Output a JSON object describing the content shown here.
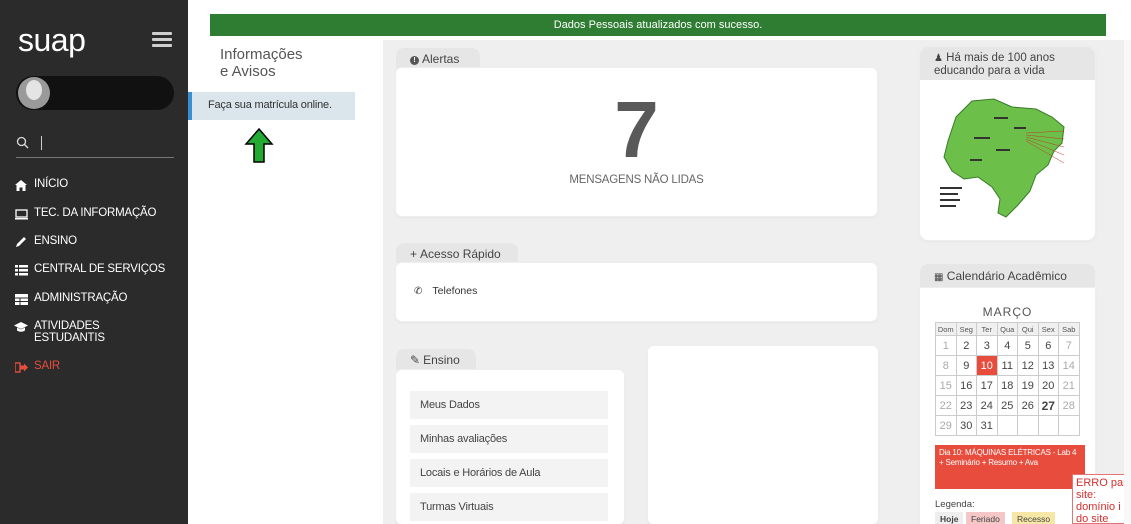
{
  "sidebar": {
    "logo": "suap",
    "search_placeholder": "",
    "nav": [
      {
        "label": "INÍCIO",
        "icon": "home-icon"
      },
      {
        "label": "TEC. DA INFORMAÇÃO",
        "icon": "monitor-icon"
      },
      {
        "label": "ENSINO",
        "icon": "pencil-icon"
      },
      {
        "label": "CENTRAL DE SERVIÇOS",
        "icon": "list-icon"
      },
      {
        "label": "ADMINISTRAÇÃO",
        "icon": "table-icon"
      },
      {
        "label": "ATIVIDADES",
        "label2": "ESTUDANTIS",
        "icon": "graduation-cap-icon"
      },
      {
        "label": "SAIR",
        "icon": "sign-out-icon"
      }
    ]
  },
  "banner": {
    "message": "Dados Pessoais atualizados com sucesso."
  },
  "info": {
    "title_line1": "Informações",
    "title_line2": "e Avisos",
    "item": "Faça sua matrícula online."
  },
  "alerts": {
    "tab": "Alertas",
    "count": "7",
    "label": "MENSAGENS NÃO LIDAS"
  },
  "quick_access": {
    "tab": "Acesso Rápido",
    "phone": "Telefones"
  },
  "ensino": {
    "tab": "Ensino",
    "items": [
      "Meus Dados",
      "Minhas avaliações",
      "Locais e Horários de Aula",
      "Turmas Virtuais"
    ]
  },
  "history": {
    "line1": "Há mais de 100 anos",
    "line2": "educando para a vida"
  },
  "calendar": {
    "title": "Calendário Acadêmico",
    "month": "MARÇO",
    "weekdays": [
      "Dom",
      "Seg",
      "Ter",
      "Qua",
      "Qui",
      "Sex",
      "Sab"
    ],
    "rows": [
      [
        "1",
        "2",
        "3",
        "4",
        "5",
        "6",
        "7"
      ],
      [
        "8",
        "9",
        "10",
        "11",
        "12",
        "13",
        "14"
      ],
      [
        "15",
        "16",
        "17",
        "18",
        "19",
        "20",
        "21"
      ],
      [
        "22",
        "23",
        "24",
        "25",
        "26",
        "27",
        "28"
      ],
      [
        "29",
        "30",
        "31",
        "",
        "",
        "",
        ""
      ]
    ],
    "event": "Dia 10: MÁQUINAS ELÉTRICAS - Lab 4 + Seminário + Resumo + Ava",
    "legend_label": "Legenda:",
    "legend": [
      "Hoje",
      "Feriado",
      "Recesso"
    ],
    "highlight_color": "#e74c3c"
  },
  "error": {
    "text": "ERRO par site: domínio i do site"
  },
  "colors": {
    "sidebar": "#2b2b2b",
    "banner": "#2e7d32",
    "info_accent": "#3a8fd1",
    "arrow": "#22aa33"
  }
}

== == ==

Will you set down the records word for word while leaving out every picture?

Output a JSON object describing the content shown here.
{
  "sidebar": {
    "logo": "suap",
    "search_placeholder": "",
    "nav": [
      {
        "label": "INÍCIO",
        "icon": "home-icon"
      },
      {
        "label": "TEC. DA INFORMAÇÃO",
        "icon": "monitor-icon"
      },
      {
        "label": "ENSINO",
        "icon": "pencil-icon"
      },
      {
        "label": "CENTRAL DE SERVIÇOS",
        "icon": "list-icon"
      },
      {
        "label": "ADMINISTRAÇÃO",
        "icon": "table-icon"
      },
      {
        "label": "ATIVIDADES",
        "label2": "ESTUDANTIS",
        "icon": "graduation-cap-icon"
      },
      {
        "label": "SAIR",
        "icon": "sign-out-icon"
      }
    ]
  },
  "banner": {
    "message": "Dados Pessoais atualizados com sucesso."
  },
  "info": {
    "title_line1": "Informações",
    "title_line2": "e Avisos",
    "item": "Faça sua matrícula online."
  },
  "alerts": {
    "tab": "Alertas",
    "count": "7",
    "label": "MENSAGENS NÃO LIDAS"
  },
  "quick_access": {
    "tab": "Acesso Rápido",
    "phone": "Telefones"
  },
  "ensino": {
    "tab": "Ensino",
    "items": [
      "Meus Dados",
      "Minhas avaliações",
      "Locais e Horários de Aula",
      "Turmas Virtuais"
    ]
  },
  "history": {
    "line1": "Há mais de 100 anos",
    "line2": "educando para a vida"
  },
  "calendar": {
    "title": "Calendário Acadêmico",
    "month": "MARÇO",
    "weekdays": [
      "Dom",
      "Seg",
      "Ter",
      "Qua",
      "Qui",
      "Sex",
      "Sab"
    ],
    "rows": [
      [
        "1",
        "2",
        "3",
        "4",
        "5",
        "6",
        "7"
      ],
      [
        "8",
        "9",
        "10",
        "11",
        "12",
        "13",
        "14"
      ],
      [
        "15",
        "16",
        "17",
        "18",
        "19",
        "20",
        "21"
      ],
      [
        "22",
        "23",
        "24",
        "25",
        "26",
        "27",
        "28"
      ],
      [
        "29",
        "30",
        "31",
        "",
        "",
        "",
        ""
      ]
    ],
    "event": "Dia 10: MÁQUINAS ELÉTRICAS - Lab 4 + Seminário + Resumo + Ava",
    "legend_label": "Legenda:",
    "legend": [
      "Hoje",
      "Feriado",
      "Recesso"
    ],
    "highlight_color": "#e74c3c"
  },
  "error": {
    "text": "ERRO par site: domínio i do site"
  },
  "colors": {
    "sidebar": "#2b2b2b",
    "banner": "#2e7d32",
    "info_accent": "#3a8fd1",
    "arrow": "#22aa33"
  }
}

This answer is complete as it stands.